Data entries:
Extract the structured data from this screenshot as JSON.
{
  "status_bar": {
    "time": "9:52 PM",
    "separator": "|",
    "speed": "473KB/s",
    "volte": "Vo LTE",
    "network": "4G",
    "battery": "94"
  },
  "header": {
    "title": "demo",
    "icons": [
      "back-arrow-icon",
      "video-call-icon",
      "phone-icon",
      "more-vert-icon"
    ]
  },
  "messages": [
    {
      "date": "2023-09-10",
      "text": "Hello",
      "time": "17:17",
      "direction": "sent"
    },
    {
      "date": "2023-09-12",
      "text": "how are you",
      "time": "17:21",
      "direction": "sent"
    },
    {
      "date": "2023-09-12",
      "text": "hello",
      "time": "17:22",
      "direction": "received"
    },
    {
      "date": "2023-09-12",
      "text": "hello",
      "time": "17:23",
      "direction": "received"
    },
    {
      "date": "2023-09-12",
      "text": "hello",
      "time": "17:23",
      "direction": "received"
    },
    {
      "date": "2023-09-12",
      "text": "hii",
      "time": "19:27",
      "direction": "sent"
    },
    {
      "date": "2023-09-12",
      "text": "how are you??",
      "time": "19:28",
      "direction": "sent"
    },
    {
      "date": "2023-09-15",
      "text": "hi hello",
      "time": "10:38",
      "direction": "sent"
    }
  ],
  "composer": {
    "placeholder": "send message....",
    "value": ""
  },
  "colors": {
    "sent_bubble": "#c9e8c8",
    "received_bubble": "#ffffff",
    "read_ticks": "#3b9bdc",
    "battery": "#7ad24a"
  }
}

--

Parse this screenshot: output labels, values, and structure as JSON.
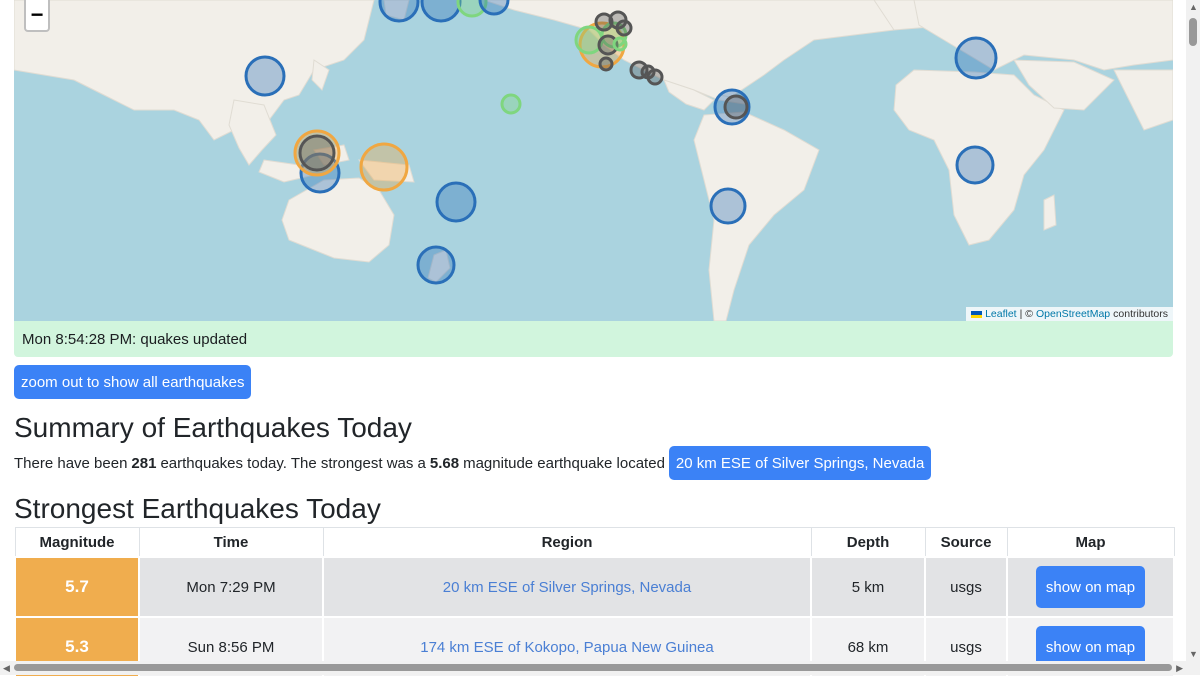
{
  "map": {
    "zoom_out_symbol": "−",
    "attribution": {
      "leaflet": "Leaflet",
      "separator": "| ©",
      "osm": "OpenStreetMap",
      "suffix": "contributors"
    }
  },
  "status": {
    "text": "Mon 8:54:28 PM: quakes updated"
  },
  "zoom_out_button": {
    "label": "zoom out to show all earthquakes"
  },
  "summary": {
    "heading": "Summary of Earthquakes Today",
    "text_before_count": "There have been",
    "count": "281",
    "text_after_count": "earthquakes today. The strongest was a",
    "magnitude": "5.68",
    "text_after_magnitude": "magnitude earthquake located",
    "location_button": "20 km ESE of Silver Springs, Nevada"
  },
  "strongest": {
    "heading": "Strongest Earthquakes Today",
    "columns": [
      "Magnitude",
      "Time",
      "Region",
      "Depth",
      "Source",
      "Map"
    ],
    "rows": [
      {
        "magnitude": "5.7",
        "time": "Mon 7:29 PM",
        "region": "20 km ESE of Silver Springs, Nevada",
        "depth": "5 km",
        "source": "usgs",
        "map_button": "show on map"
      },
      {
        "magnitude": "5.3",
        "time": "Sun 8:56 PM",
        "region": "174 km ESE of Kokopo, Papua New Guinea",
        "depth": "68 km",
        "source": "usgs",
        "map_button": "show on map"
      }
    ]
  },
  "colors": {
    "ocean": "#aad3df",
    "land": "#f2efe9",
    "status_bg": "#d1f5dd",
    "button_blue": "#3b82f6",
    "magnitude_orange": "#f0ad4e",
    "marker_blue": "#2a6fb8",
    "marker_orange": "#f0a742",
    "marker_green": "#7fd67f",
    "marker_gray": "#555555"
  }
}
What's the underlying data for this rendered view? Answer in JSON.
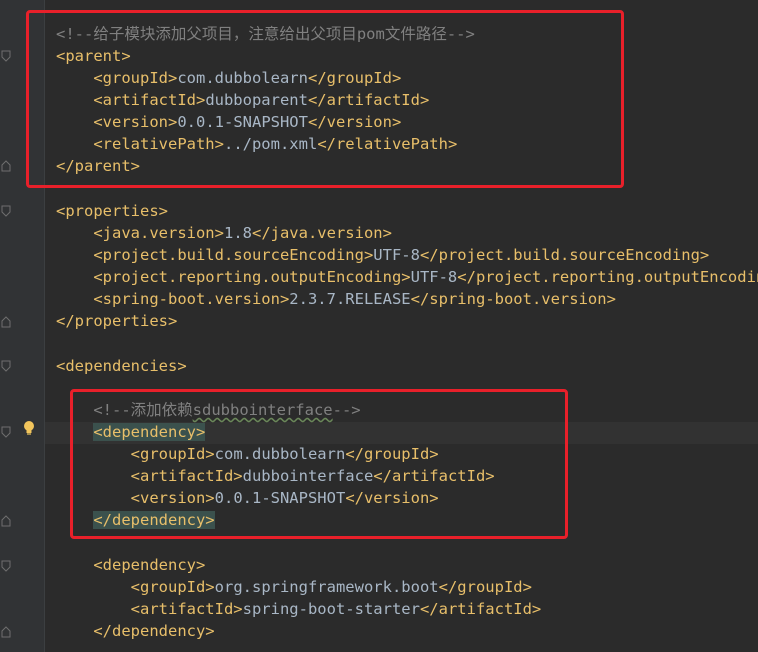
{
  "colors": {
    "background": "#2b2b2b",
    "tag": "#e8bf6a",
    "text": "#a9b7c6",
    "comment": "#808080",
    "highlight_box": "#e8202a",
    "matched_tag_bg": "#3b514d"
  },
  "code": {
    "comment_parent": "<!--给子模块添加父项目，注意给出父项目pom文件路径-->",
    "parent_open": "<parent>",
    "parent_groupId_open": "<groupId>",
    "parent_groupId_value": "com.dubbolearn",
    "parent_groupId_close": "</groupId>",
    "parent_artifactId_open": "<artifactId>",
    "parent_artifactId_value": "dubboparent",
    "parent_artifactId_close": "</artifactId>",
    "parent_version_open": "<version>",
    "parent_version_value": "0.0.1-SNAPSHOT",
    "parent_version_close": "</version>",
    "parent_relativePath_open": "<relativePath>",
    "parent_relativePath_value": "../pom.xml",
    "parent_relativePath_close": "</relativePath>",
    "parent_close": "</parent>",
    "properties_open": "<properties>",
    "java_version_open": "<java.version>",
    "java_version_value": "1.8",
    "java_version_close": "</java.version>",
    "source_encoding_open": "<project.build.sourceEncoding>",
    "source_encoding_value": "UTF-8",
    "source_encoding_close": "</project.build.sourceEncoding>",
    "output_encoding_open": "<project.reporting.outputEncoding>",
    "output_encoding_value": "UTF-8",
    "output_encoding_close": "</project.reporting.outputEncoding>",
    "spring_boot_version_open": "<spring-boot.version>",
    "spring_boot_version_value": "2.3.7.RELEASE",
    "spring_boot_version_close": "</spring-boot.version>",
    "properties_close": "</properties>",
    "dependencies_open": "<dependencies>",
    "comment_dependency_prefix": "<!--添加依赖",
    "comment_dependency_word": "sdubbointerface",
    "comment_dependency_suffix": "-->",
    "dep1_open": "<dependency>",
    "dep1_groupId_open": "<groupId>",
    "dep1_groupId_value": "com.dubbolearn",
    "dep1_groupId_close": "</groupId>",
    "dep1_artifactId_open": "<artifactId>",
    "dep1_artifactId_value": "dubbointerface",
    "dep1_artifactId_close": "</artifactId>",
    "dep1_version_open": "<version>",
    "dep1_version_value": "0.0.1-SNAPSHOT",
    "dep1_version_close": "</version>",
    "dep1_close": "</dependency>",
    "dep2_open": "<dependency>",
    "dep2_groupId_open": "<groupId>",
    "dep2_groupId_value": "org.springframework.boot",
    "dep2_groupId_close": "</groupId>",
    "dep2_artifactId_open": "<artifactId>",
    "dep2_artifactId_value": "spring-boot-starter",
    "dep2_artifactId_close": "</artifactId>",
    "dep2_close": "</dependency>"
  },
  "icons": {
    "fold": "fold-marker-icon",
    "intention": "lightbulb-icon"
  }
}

--

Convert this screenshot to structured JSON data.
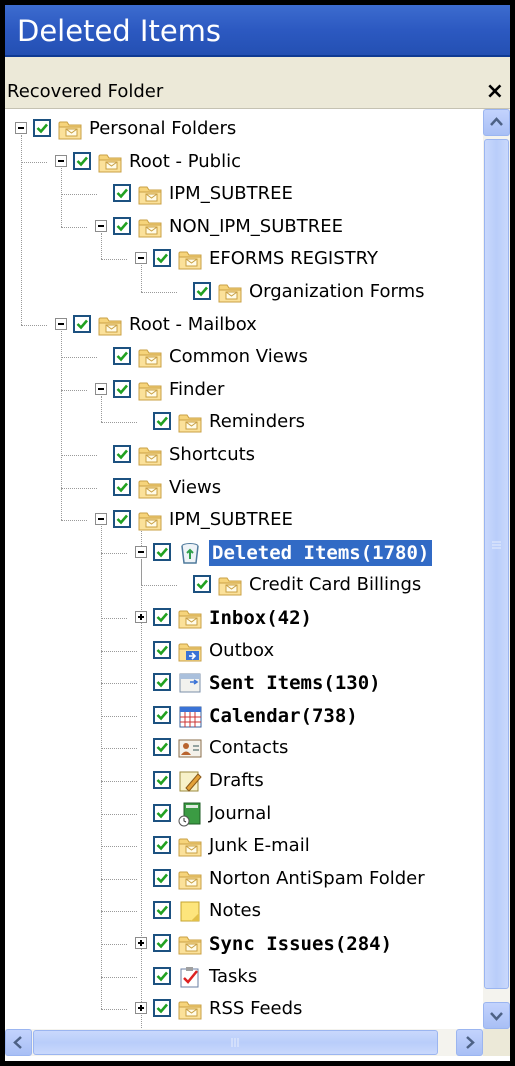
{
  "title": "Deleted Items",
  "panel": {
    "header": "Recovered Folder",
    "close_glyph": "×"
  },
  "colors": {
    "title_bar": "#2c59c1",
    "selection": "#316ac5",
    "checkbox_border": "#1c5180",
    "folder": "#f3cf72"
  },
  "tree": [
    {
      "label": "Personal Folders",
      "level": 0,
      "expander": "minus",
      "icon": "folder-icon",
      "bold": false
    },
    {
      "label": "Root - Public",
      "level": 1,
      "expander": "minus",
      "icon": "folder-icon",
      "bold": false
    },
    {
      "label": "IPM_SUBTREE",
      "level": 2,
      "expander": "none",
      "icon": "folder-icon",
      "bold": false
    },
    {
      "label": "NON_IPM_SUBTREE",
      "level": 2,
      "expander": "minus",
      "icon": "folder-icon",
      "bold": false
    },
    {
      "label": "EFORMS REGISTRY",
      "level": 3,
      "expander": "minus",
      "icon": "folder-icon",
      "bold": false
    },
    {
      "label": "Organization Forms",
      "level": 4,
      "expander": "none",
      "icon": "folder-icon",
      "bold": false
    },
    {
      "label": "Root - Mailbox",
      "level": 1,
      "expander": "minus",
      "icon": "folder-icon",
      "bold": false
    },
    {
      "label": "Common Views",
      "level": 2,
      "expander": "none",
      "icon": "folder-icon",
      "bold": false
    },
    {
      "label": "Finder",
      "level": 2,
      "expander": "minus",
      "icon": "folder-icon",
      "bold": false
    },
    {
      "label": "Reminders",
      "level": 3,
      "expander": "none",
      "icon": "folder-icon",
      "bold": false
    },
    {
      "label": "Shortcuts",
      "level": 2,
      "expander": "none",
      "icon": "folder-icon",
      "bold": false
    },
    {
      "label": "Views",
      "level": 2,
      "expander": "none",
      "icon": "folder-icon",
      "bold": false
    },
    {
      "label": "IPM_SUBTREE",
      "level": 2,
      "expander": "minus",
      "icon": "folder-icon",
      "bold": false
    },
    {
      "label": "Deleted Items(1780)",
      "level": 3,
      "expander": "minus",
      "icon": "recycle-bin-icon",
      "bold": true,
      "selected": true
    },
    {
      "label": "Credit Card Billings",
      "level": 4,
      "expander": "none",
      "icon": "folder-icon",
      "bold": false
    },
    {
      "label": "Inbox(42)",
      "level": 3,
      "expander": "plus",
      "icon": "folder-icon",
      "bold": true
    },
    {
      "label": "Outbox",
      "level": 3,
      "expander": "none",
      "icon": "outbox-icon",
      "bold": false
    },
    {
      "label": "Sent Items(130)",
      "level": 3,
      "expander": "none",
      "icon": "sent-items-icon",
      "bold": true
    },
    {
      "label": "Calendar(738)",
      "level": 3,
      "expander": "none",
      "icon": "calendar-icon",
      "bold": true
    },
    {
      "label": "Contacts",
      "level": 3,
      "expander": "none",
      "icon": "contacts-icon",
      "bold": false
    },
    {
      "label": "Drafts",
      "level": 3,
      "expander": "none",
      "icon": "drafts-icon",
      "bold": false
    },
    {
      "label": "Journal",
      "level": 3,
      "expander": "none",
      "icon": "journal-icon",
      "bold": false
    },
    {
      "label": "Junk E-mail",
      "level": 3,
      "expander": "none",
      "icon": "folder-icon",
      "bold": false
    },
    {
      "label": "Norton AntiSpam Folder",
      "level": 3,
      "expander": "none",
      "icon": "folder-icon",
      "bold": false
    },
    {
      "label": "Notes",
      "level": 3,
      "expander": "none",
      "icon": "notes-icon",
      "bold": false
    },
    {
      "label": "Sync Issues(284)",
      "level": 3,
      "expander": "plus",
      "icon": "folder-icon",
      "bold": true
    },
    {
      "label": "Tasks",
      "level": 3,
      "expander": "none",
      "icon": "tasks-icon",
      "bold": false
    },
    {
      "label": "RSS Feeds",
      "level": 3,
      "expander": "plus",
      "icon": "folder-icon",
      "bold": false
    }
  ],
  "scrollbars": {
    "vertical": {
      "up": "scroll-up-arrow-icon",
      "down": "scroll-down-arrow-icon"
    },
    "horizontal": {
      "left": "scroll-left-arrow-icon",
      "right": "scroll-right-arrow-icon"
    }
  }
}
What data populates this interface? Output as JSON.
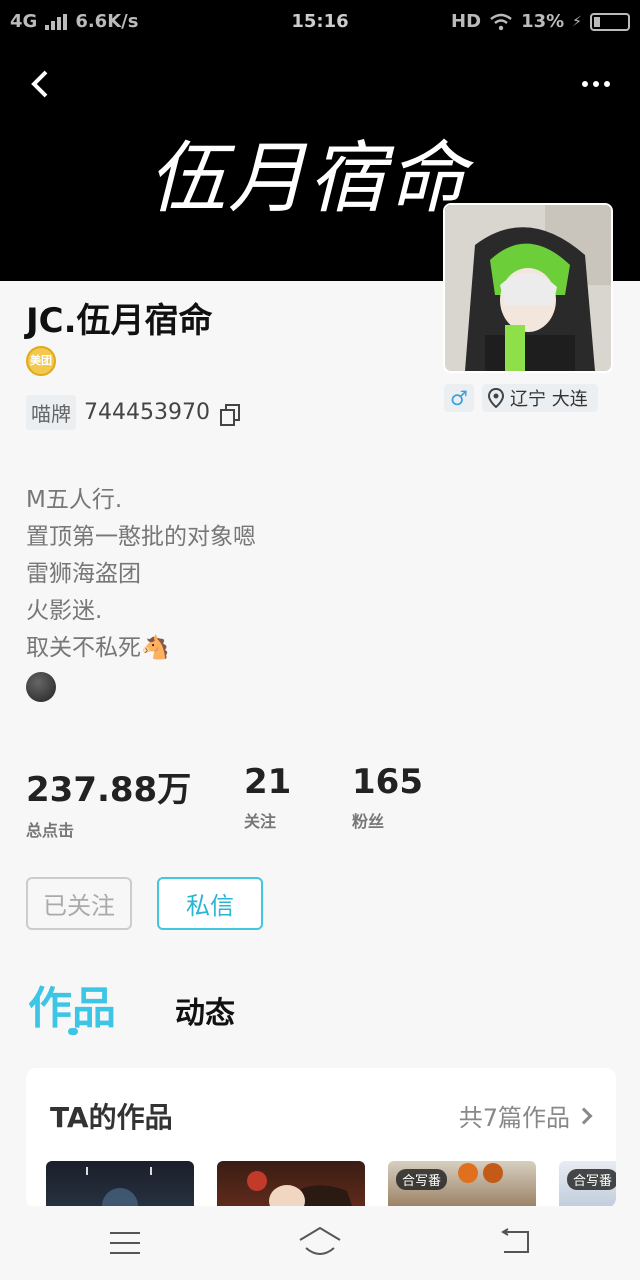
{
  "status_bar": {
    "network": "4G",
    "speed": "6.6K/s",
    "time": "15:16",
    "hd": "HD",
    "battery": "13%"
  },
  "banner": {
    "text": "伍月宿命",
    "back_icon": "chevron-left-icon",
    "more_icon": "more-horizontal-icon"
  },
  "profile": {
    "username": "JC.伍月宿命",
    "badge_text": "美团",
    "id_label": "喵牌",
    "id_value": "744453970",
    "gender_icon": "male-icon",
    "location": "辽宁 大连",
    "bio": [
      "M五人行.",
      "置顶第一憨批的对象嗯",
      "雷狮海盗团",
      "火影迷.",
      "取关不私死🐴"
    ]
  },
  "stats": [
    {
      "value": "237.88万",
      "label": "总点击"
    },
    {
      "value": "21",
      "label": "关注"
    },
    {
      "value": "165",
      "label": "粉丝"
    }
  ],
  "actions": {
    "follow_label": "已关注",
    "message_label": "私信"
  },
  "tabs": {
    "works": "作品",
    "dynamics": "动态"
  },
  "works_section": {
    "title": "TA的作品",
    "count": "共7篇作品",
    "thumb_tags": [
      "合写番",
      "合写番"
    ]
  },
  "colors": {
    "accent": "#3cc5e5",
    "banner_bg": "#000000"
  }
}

_WHAT YOU WILL DO_
Each line that holds the word "outputEncoding" is to be copied.

_EXPECTED ANSWER_
    "output_encoding_open": "<project.reporting.outputEncoding>",
    "output_encoding_close": "</project.reporting.outputEncoding>",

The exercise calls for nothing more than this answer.